## Job
Return the lines below that carry the word "accounts".

(Source data)
===============
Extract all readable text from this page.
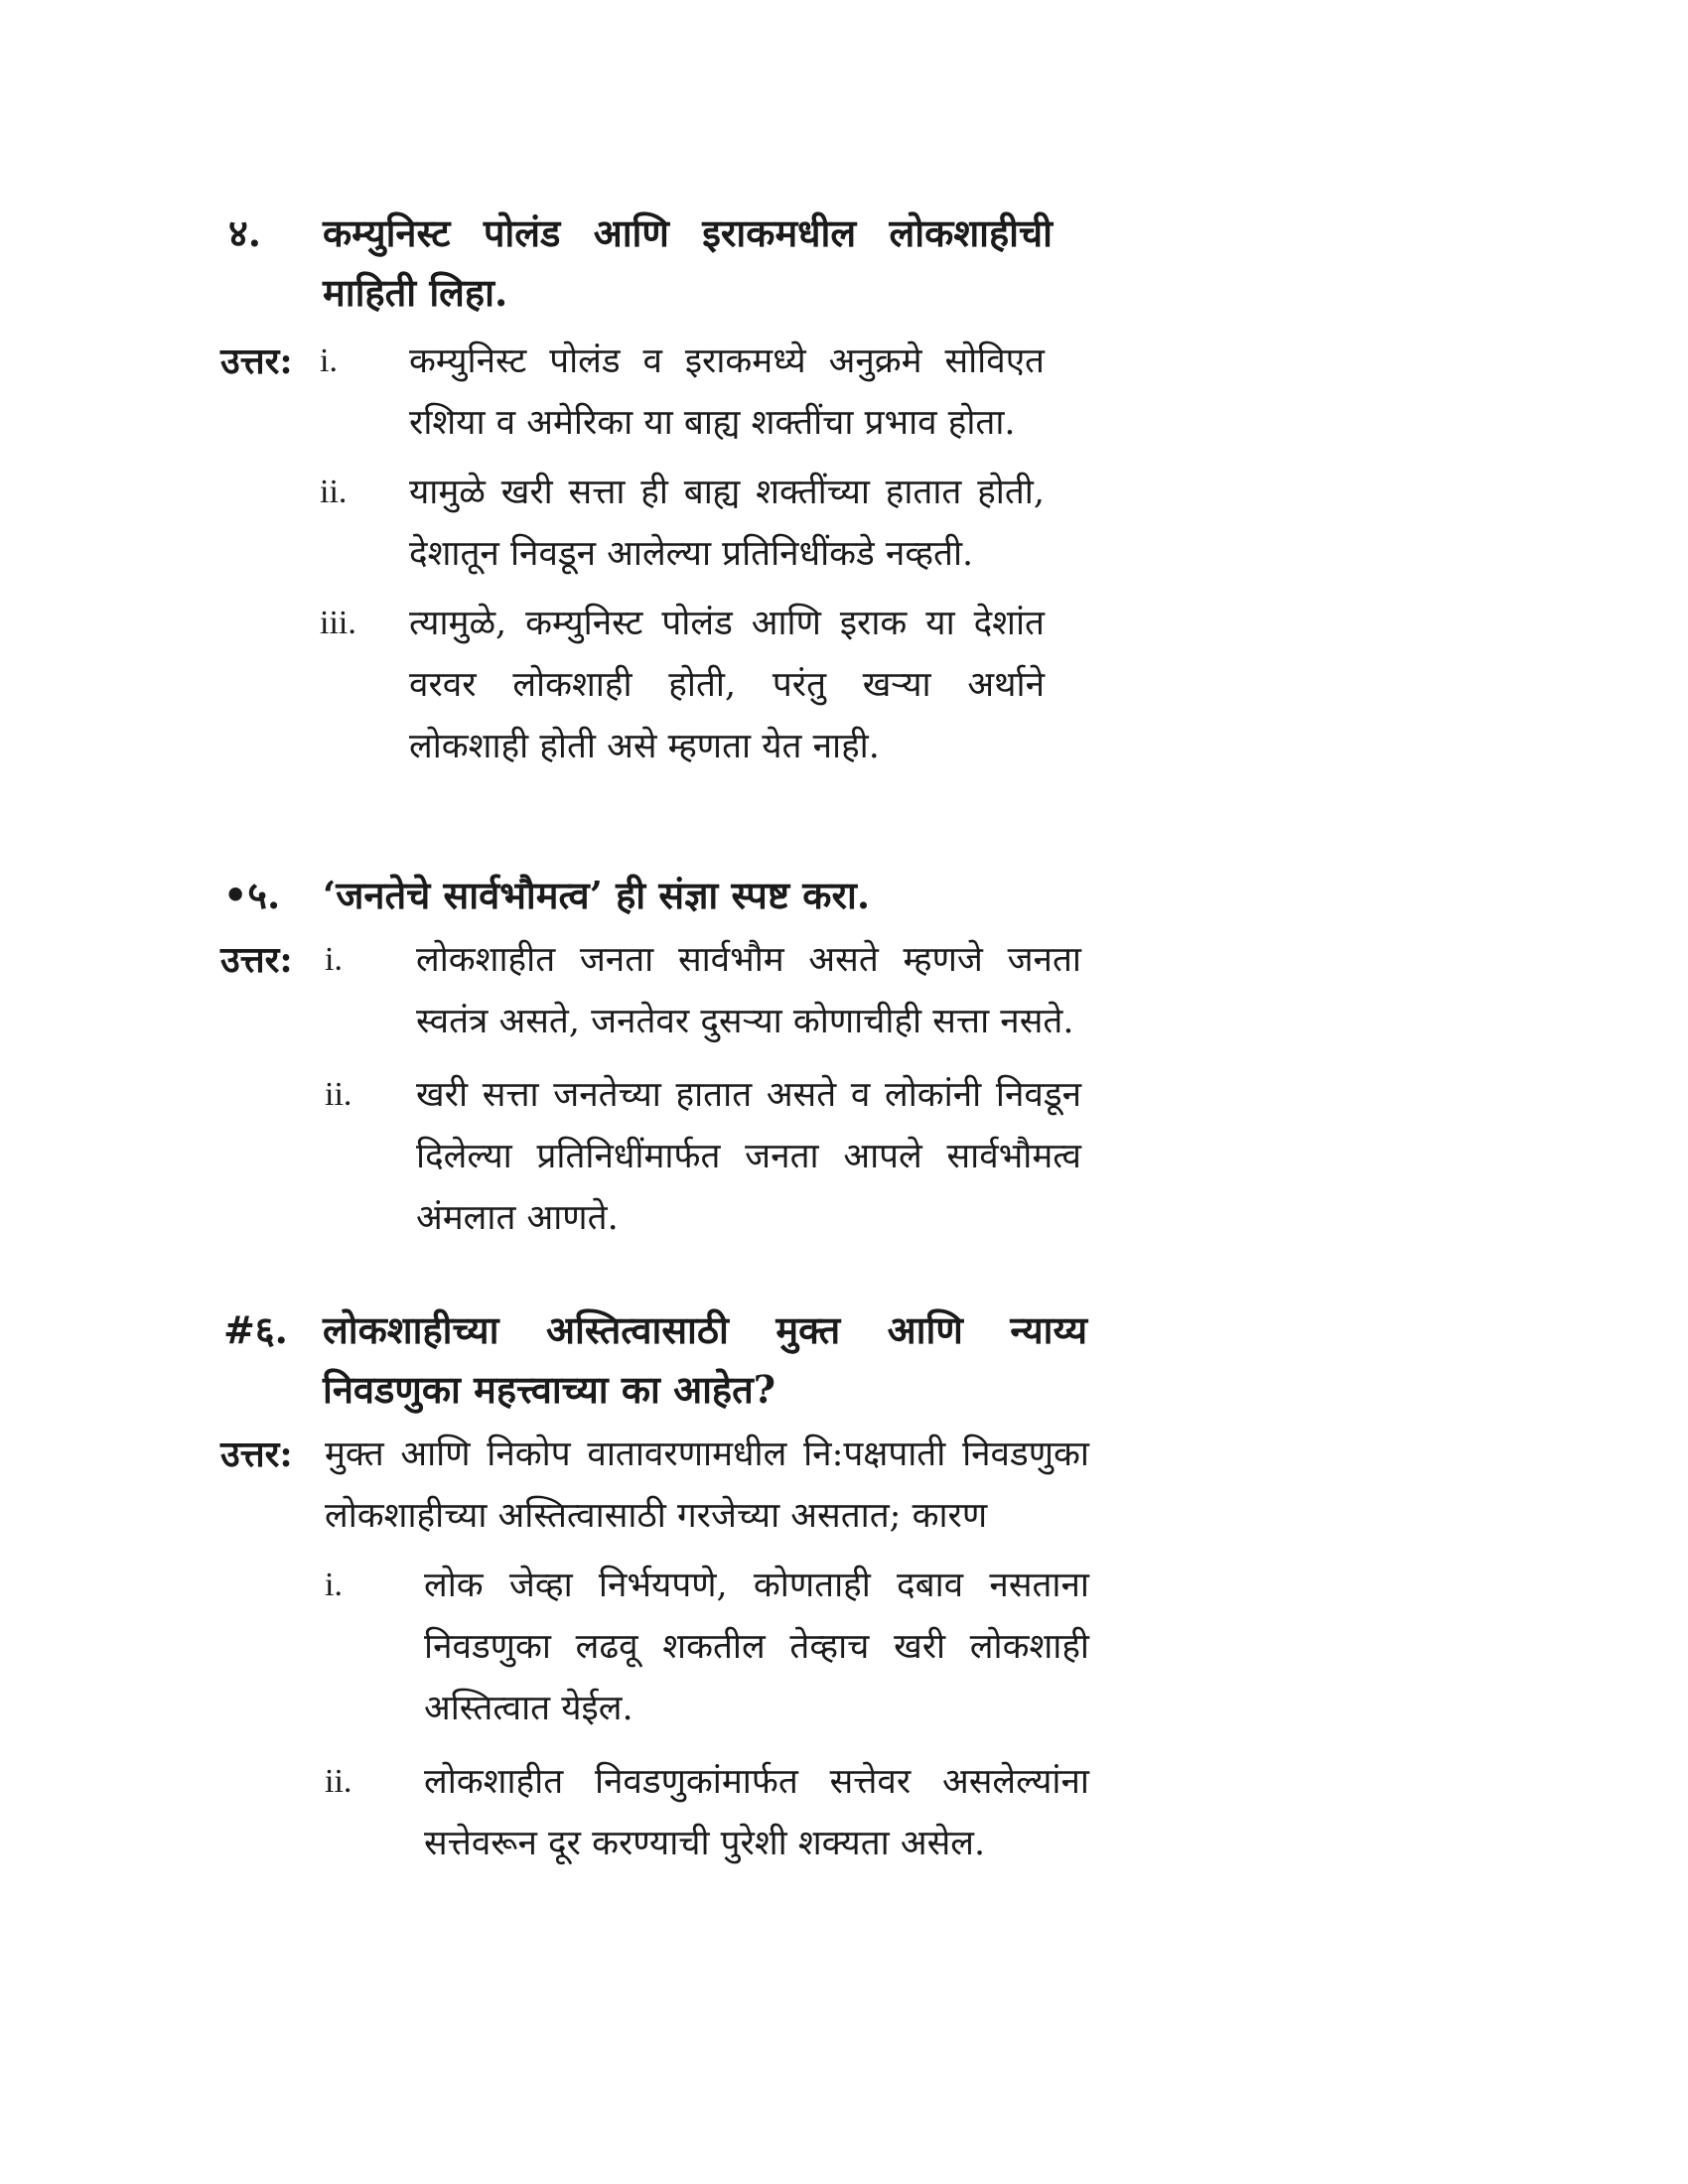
४.	कम्युनिस्ट पोलंड आणि इराकमधील लोकशाहीची माहिती लिहा.
उत्तर: i.	कम्युनिस्ट पोलंड व इराकमध्ये अनुक्रमे सोविएत रशिया व अमेरिका या बाह्य शक्तींचा प्रभाव होता.
ii.	यामुळे खरी सत्ता ही बाह्य शक्तींच्या हातात होती, देशातून निवडून आलेल्या प्रतिनिधींकडे नव्हती.
iii.	त्यामुळे, कम्युनिस्ट पोलंड आणि इराक या देशांत वरवर लोकशाही होती, परंतु खऱ्या अर्थाने लोकशाही होती असे म्हणता येत नाही.
•५.	‘जनतेचे सार्वभौमत्व’ ही संज्ञा स्पष्ट करा.
उत्तर: i.	लोकशाहीत जनता सार्वभौम असते म्हणजे जनता स्वतंत्र असते, जनतेवर दुसऱ्या कोणाचीही सत्ता नसते.
ii.	खरी सत्ता जनतेच्या हातात असते व लोकांनी निवडून दिलेल्या प्रतिनिधींमार्फत जनता आपले सार्वभौमत्व अंमलात आणते.
#६. लोकशाहीच्या अस्तित्वासाठी मुक्त आणि न्याय्य निवडणुका महत्त्वाच्या का आहेत?
उत्तर: मुक्त आणि निकोप वातावरणामधील नि:पक्षपाती निवडणुका लोकशाहीच्या अस्तित्वासाठी गरजेच्या असतात; कारण
i.	लोक जेव्हा निर्भयपणे, कोणताही दबाव नसताना निवडणुका लढवू शकतील तेव्हाच खरी लोकशाही अस्तित्वात येईल.
ii.	लोकशाहीत निवडणुकांमार्फत सत्तेवर असलेल्यांना सत्तेवरून दूर करण्याची पुरेशी शक्यता असेल.
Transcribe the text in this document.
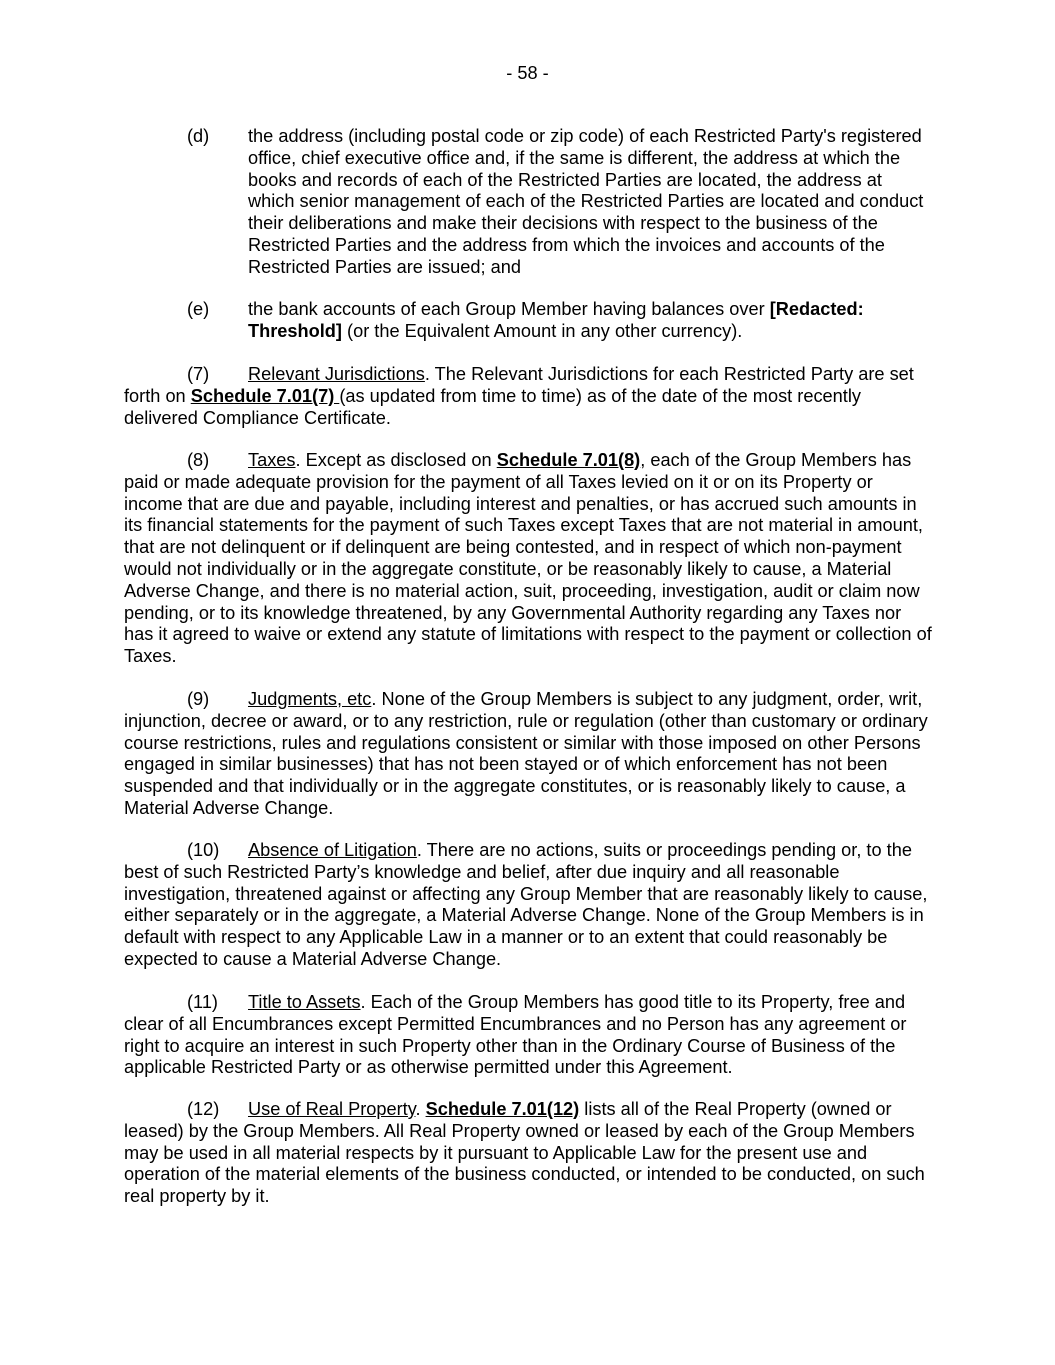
- 58 -
(d) the address (including postal code or zip code) of each Restricted Party's registered office, chief executive office and, if the same is different, the address at which the books and records of each of the Restricted Parties are located, the address at which senior management of each of the Restricted Parties are located and conduct their deliberations and make their decisions with respect to the business of the Restricted Parties and the address from which the invoices and accounts of the Restricted Parties are issued; and

(e) the bank accounts of each Group Member having balances over [Redacted: Threshold] (or the Equivalent Amount in any other currency).

(7) Relevant Jurisdictions. The Relevant Jurisdictions for each Restricted Party are set forth on Schedule 7.01(7) (as updated from time to time) as of the date of the most recently delivered Compliance Certificate.

(8) Taxes. Except as disclosed on Schedule 7.01(8), each of the Group Members has paid or made adequate provision for the payment of all Taxes levied on it or on its Property or income that are due and payable, including interest and penalties, or has accrued such amounts in its financial statements for the payment of such Taxes except Taxes that are not material in amount, that are not delinquent or if delinquent are being contested, and in respect of which non-payment would not individually or in the aggregate constitute, or be reasonably likely to cause, a Material Adverse Change, and there is no material action, suit, proceeding, investigation, audit or claim now pending, or to its knowledge threatened, by any Governmental Authority regarding any Taxes nor has it agreed to waive or extend any statute of limitations with respect to the payment or collection of Taxes.

(9) Judgments, etc. None of the Group Members is subject to any judgment, order, writ, injunction, decree or award, or to any restriction, rule or regulation (other than customary or ordinary course restrictions, rules and regulations consistent or similar with those imposed on other Persons engaged in similar businesses) that has not been stayed or of which enforcement has not been suspended and that individually or in the aggregate constitutes, or is reasonably likely to cause, a Material Adverse Change.

(10) Absence of Litigation. There are no actions, suits or proceedings pending or, to the best of such Restricted Party’s knowledge and belief, after due inquiry and all reasonable investigation, threatened against or affecting any Group Member that are reasonably likely to cause, either separately or in the aggregate, a Material Adverse Change. None of the Group Members is in default with respect to any Applicable Law in a manner or to an extent that could reasonably be expected to cause a Material Adverse Change.

(11) Title to Assets. Each of the Group Members has good title to its Property, free and clear of all Encumbrances except Permitted Encumbrances and no Person has any agreement or right to acquire an interest in such Property other than in the Ordinary Course of Business of the applicable Restricted Party or as otherwise permitted under this Agreement.

(12) Use of Real Property. Schedule 7.01(12) lists all of the Real Property (owned or leased) by the Group Members. All Real Property owned or leased by each of the Group Members may be used in all material respects by it pursuant to Applicable Law for the present use and operation of the material elements of the business conducted, or intended to be conducted, on such real property by it.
===============
## Final answer
(d) the address (including postal code or zip code) of each Restricted Party's registered office, chief executive office and, if the same is different, the address at which the books and records of each of the Restricted Parties are located, the address at which senior management of each of the Restricted Parties are located and conduct their deliberations and make their decisions with respect to the business of the Restricted Parties and the address from which the invoices and accounts of the Restricted Parties are issued; and
(e) the bank accounts of each Group Member having balances over [Redacted: Threshold] (or the Equivalent Amount in any other currency).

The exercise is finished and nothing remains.